Only a number is expected: how many lines in the data below contain the word "Improvement".

▸ **ENTRIES**:

<<<<

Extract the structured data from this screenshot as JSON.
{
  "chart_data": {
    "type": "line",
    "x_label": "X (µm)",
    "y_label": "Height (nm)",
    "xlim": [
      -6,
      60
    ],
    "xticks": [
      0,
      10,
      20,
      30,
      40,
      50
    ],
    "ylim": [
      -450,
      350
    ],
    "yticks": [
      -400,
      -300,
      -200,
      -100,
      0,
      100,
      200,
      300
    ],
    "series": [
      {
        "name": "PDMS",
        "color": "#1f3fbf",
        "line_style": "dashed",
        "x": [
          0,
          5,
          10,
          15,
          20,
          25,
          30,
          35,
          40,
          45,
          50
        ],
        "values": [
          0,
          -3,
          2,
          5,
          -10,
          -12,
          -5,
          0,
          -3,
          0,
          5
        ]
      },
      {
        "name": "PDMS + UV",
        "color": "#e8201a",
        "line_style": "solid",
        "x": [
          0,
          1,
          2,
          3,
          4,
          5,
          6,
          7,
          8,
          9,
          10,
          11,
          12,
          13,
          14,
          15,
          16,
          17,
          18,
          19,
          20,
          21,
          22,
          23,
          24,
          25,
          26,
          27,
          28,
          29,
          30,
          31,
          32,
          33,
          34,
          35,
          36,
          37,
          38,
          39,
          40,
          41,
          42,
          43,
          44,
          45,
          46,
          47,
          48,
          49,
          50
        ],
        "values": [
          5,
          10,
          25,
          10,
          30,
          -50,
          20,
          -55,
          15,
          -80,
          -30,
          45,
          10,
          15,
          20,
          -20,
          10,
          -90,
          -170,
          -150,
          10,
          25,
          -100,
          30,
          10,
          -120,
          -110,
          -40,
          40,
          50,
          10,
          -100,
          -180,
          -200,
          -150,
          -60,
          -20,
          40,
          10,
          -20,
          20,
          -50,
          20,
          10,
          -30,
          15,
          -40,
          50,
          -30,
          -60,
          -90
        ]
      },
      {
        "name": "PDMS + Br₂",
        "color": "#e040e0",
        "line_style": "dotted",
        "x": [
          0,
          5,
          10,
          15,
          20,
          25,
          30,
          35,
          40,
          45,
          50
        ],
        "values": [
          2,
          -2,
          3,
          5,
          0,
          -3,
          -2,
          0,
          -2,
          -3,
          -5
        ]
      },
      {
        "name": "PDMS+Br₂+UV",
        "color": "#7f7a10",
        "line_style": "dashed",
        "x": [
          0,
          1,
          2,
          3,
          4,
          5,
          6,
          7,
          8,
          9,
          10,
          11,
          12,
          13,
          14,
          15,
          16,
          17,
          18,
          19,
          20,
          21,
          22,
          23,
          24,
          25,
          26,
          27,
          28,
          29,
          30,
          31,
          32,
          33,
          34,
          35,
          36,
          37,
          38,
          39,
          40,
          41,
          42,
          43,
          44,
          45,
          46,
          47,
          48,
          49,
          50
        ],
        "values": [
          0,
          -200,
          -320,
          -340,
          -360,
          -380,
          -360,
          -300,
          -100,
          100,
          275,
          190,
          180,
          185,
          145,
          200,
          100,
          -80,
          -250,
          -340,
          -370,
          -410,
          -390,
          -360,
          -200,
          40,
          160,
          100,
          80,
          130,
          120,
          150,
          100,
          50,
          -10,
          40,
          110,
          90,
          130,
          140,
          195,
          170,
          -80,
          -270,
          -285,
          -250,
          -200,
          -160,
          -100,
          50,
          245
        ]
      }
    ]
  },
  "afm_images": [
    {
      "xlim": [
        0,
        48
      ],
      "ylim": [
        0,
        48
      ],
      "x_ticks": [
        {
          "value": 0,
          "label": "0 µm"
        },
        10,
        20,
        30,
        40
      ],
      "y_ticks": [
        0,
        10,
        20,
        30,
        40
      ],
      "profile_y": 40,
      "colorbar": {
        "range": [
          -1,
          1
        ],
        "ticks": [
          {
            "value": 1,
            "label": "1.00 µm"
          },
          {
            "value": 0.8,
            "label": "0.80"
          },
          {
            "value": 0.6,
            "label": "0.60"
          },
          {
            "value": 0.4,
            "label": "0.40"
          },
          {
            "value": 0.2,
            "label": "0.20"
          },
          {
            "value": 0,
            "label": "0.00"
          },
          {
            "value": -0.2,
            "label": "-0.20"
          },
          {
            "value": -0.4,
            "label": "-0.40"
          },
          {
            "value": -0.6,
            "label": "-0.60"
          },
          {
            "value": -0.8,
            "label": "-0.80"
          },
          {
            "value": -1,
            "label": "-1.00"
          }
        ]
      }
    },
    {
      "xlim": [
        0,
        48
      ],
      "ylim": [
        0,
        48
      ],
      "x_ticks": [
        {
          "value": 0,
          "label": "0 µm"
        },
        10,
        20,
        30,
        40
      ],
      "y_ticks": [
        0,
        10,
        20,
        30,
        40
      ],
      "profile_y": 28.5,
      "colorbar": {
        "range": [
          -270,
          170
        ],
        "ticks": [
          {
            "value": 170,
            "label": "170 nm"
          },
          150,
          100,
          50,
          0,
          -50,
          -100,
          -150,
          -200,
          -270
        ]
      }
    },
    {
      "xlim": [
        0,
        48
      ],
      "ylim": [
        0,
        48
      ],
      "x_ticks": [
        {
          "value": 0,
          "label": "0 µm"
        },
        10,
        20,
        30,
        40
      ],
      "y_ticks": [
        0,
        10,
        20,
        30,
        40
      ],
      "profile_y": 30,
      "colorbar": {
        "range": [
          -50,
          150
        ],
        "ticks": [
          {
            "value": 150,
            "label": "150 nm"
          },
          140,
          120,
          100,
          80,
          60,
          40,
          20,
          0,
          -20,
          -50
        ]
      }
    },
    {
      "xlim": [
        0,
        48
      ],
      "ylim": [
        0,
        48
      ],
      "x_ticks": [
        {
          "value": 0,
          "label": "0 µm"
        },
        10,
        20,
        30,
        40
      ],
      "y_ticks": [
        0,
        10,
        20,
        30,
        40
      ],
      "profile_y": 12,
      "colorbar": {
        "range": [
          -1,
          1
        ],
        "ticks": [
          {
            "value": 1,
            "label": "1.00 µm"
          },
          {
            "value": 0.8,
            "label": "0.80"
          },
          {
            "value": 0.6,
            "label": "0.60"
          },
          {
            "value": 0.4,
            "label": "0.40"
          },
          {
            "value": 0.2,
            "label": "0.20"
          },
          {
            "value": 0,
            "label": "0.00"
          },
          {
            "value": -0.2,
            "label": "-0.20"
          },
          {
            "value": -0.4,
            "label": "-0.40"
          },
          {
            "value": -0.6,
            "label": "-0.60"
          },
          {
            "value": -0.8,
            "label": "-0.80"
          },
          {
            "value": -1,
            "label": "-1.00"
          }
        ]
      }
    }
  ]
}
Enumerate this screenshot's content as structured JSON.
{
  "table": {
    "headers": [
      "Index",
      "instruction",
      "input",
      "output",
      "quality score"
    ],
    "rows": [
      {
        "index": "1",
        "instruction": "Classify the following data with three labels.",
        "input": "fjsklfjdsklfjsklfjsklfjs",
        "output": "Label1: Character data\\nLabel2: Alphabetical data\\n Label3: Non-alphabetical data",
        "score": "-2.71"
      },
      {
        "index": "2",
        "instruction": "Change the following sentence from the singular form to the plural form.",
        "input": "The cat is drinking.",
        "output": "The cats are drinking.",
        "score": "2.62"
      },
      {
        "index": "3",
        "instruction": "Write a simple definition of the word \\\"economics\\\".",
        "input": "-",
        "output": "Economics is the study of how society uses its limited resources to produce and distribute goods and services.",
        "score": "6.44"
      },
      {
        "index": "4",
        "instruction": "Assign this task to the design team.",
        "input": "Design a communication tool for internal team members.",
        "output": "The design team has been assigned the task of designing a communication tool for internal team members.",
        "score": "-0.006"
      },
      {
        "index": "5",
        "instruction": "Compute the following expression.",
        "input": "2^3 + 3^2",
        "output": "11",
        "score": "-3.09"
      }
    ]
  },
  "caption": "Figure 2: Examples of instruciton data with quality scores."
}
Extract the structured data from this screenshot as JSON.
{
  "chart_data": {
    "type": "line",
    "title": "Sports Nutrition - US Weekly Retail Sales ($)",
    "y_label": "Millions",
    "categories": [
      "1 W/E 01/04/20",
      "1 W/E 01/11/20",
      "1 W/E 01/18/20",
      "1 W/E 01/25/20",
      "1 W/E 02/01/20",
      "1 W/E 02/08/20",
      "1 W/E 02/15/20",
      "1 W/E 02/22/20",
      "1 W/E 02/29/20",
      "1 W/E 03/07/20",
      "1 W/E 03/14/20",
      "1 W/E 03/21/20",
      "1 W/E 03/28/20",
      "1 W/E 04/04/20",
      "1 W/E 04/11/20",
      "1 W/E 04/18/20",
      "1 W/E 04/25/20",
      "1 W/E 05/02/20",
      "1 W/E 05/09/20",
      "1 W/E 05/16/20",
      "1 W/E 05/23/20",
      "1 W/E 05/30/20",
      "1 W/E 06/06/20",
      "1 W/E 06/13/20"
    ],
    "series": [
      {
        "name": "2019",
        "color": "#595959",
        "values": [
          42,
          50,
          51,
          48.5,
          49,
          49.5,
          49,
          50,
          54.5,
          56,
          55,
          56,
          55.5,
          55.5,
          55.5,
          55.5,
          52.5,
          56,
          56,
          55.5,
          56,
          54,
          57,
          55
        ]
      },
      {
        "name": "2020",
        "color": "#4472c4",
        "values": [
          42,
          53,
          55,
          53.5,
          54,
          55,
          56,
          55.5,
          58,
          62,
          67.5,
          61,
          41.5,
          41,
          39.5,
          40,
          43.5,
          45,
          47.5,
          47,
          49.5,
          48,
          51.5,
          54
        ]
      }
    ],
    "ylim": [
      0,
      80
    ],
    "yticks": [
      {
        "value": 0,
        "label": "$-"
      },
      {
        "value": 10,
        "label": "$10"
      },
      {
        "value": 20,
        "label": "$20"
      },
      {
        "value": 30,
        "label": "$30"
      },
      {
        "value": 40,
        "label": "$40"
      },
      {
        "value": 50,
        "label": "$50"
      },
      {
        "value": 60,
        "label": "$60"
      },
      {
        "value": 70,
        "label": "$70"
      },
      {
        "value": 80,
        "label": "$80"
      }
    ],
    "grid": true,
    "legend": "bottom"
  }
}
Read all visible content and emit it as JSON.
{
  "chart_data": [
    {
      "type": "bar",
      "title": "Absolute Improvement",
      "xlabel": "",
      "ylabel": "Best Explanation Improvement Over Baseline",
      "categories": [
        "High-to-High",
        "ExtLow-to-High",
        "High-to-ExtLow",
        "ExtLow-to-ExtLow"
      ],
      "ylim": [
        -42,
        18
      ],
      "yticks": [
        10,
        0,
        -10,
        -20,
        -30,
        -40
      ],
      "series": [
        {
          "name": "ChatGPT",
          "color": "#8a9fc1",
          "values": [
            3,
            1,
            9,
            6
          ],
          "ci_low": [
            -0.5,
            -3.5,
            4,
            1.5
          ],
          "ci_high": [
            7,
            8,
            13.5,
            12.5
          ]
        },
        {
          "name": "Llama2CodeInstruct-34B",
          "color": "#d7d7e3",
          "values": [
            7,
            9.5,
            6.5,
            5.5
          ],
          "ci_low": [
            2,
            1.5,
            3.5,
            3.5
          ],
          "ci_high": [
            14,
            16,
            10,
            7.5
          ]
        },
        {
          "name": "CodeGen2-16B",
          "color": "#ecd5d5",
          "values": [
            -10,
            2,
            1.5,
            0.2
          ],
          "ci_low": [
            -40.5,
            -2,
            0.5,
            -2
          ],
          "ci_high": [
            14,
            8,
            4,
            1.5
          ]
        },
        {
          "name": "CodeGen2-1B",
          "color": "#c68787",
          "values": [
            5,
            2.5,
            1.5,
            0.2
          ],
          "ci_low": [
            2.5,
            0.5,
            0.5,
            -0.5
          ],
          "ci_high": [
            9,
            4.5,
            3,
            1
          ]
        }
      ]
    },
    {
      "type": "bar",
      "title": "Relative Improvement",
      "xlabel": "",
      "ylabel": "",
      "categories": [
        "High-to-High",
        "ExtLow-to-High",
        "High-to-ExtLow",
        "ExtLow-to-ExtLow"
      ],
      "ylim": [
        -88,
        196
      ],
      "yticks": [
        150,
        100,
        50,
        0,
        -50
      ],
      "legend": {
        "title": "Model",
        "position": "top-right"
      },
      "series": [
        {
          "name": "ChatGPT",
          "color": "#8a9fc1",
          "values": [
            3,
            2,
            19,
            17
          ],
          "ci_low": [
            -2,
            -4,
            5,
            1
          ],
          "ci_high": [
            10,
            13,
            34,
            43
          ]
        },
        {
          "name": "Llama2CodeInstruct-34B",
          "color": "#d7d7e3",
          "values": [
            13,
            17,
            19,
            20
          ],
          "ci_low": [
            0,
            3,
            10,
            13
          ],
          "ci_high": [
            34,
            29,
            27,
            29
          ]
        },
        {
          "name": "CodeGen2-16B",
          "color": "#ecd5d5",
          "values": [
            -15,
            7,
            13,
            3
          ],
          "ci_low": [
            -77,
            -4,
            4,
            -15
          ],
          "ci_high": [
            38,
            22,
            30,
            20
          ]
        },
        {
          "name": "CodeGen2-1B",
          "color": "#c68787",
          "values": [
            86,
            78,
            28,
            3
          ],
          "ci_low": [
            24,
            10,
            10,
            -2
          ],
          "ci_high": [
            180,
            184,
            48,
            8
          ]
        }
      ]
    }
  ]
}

>>>>

▸ **TASK RESULT**: 3